** begin Available data **
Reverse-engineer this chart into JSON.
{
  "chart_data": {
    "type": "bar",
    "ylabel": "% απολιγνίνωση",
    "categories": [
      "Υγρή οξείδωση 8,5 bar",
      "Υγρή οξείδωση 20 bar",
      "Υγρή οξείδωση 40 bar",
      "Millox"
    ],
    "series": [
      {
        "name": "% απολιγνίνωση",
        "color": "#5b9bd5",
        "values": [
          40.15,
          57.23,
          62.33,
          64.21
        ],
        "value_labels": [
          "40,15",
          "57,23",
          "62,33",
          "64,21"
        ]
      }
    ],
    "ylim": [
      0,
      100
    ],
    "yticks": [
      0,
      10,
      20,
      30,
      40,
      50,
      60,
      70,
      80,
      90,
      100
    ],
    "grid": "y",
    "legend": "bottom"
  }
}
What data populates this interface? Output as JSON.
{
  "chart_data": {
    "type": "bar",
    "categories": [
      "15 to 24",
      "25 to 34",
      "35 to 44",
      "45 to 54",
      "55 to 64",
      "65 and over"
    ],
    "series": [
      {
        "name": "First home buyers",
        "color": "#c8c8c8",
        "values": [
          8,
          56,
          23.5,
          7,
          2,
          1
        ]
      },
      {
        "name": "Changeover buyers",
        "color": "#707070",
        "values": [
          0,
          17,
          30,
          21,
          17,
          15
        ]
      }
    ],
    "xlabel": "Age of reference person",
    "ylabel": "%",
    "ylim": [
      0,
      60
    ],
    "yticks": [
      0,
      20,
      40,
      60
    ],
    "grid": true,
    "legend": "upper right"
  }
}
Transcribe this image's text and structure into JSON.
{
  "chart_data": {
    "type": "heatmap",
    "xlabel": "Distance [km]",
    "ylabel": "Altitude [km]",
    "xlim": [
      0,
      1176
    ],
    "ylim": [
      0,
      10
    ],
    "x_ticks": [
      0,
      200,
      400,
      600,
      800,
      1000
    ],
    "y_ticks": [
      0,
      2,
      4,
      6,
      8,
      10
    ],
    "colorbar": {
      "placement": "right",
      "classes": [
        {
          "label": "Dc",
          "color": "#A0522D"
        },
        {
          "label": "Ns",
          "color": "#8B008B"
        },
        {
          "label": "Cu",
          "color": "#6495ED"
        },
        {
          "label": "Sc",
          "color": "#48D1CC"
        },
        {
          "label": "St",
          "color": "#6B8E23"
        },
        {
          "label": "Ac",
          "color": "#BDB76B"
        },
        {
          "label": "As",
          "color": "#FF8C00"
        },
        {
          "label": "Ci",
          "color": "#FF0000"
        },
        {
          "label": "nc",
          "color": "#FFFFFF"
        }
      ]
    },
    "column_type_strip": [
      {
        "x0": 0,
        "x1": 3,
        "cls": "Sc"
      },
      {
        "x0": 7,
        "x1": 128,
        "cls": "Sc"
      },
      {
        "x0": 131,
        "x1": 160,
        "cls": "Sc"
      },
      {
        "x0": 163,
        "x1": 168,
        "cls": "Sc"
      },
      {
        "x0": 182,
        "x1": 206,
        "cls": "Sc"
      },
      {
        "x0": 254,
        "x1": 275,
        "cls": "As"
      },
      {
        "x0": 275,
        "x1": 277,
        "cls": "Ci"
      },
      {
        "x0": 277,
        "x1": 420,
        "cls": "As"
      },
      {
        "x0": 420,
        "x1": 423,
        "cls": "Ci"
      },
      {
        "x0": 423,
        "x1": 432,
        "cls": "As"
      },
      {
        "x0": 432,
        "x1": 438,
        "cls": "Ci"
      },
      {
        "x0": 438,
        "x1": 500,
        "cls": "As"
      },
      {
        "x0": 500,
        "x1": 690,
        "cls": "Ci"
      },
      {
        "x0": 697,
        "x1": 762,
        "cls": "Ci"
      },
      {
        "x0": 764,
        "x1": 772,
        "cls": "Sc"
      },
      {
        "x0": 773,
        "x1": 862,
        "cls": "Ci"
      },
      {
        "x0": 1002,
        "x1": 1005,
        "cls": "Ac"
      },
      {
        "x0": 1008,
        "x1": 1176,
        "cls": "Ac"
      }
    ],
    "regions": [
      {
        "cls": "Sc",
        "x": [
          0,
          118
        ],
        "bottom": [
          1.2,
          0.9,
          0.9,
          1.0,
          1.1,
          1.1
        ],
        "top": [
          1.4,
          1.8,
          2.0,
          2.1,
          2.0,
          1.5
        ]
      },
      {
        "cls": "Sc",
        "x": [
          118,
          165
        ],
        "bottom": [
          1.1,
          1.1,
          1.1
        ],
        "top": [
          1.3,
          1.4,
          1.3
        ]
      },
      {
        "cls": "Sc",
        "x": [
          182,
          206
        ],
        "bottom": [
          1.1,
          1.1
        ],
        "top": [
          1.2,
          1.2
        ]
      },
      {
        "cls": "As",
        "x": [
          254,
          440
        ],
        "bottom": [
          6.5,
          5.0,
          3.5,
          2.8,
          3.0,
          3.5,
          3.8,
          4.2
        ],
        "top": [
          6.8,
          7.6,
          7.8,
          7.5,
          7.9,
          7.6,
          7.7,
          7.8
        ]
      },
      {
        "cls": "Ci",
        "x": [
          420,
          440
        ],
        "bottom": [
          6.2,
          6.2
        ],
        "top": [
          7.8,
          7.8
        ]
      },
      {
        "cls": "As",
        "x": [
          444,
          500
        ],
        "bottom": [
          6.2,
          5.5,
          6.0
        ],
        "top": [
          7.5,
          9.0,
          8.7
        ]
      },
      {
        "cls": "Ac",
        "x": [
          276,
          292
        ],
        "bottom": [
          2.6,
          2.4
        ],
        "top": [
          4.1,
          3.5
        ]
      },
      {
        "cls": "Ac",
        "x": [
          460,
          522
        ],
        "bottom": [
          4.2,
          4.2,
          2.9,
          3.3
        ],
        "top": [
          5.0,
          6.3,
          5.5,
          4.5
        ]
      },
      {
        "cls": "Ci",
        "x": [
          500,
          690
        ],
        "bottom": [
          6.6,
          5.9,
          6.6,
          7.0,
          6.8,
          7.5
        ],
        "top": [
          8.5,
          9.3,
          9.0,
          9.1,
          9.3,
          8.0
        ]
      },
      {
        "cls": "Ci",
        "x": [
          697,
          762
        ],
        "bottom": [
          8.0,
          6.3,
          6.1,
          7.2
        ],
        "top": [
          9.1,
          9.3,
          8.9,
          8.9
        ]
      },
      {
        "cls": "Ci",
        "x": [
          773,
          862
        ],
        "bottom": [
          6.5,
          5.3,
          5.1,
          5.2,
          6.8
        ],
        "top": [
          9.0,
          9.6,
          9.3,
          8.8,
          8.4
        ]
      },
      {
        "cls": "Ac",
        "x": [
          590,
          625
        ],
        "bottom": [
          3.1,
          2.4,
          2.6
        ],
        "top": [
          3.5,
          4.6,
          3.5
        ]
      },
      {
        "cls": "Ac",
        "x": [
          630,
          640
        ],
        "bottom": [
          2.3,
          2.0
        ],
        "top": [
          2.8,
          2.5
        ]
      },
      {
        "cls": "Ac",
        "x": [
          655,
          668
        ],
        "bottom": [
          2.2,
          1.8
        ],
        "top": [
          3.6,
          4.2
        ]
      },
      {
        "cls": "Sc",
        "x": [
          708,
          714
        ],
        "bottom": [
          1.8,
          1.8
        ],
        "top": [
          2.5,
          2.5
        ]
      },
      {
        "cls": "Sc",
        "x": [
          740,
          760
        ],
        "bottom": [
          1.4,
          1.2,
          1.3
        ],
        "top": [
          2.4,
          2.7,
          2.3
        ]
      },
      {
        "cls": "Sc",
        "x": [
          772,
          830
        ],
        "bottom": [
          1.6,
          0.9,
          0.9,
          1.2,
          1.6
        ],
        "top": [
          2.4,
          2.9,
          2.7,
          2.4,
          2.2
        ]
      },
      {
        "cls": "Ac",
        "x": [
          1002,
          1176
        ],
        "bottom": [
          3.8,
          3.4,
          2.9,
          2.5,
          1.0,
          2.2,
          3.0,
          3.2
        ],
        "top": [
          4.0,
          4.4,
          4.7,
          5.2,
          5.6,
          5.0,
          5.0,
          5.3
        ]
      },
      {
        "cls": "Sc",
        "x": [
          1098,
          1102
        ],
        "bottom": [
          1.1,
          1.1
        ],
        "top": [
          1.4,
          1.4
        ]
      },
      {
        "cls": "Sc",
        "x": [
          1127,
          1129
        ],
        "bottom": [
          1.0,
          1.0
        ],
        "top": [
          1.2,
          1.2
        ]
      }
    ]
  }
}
** end Available data **
Do this: Looking back at the lines above, state how many contain the word "into", and supply nothing besides the number.

Solved problem: 2